__REQUIRED WORK__.
Restate the entries below word for word, omitting nothing.
>> start DATA LISTING
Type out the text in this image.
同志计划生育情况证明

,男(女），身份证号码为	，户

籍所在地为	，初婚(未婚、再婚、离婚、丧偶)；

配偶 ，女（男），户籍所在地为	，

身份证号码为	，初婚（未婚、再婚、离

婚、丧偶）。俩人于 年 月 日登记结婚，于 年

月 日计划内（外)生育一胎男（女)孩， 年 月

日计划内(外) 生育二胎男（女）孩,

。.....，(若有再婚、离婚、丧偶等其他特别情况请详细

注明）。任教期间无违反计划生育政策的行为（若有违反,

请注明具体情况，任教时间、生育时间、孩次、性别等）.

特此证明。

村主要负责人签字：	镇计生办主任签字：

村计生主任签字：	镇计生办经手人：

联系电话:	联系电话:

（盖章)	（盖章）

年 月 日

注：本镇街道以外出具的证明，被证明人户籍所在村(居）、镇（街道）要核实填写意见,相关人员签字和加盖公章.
>> end DATA LISTING
__ANSWER TO THE EXERCISE__.
Type out the text in this image.
同志计划生育情况证明

,男(女），身份证号码为	，户

籍所在地为	，初婚(未婚、再婚、离婚、丧偶)；

配偶 ，女（男），户籍所在地为	，

身份证号码为	，初婚（未婚、再婚、离

婚、丧偶）。俩人于 年 月 日登记结婚，于 年

月 日计划内（外)生育一胎男（女)孩， 年 月

日计划内(外) 生育二胎男（女）孩,

。.....，(若有再婚、离婚、丧偶等其他特别情况请详细

注明）。任教期间无违反计划生育政策的行为（若有违反,

请注明具体情况，任教时间、生育时间、孩次、性别等）.

特此证明。

村主要负责人签字：	镇计生办主任签字：

村计生主任签字：	镇计生办经手人：

联系电话:	联系电话:

（盖章)	（盖章）

年 月 日

注：本镇街道以外出具的证明，被证明人户籍所在村(居）、镇（街道）要核实填写意见,相关人员签字和加盖公章.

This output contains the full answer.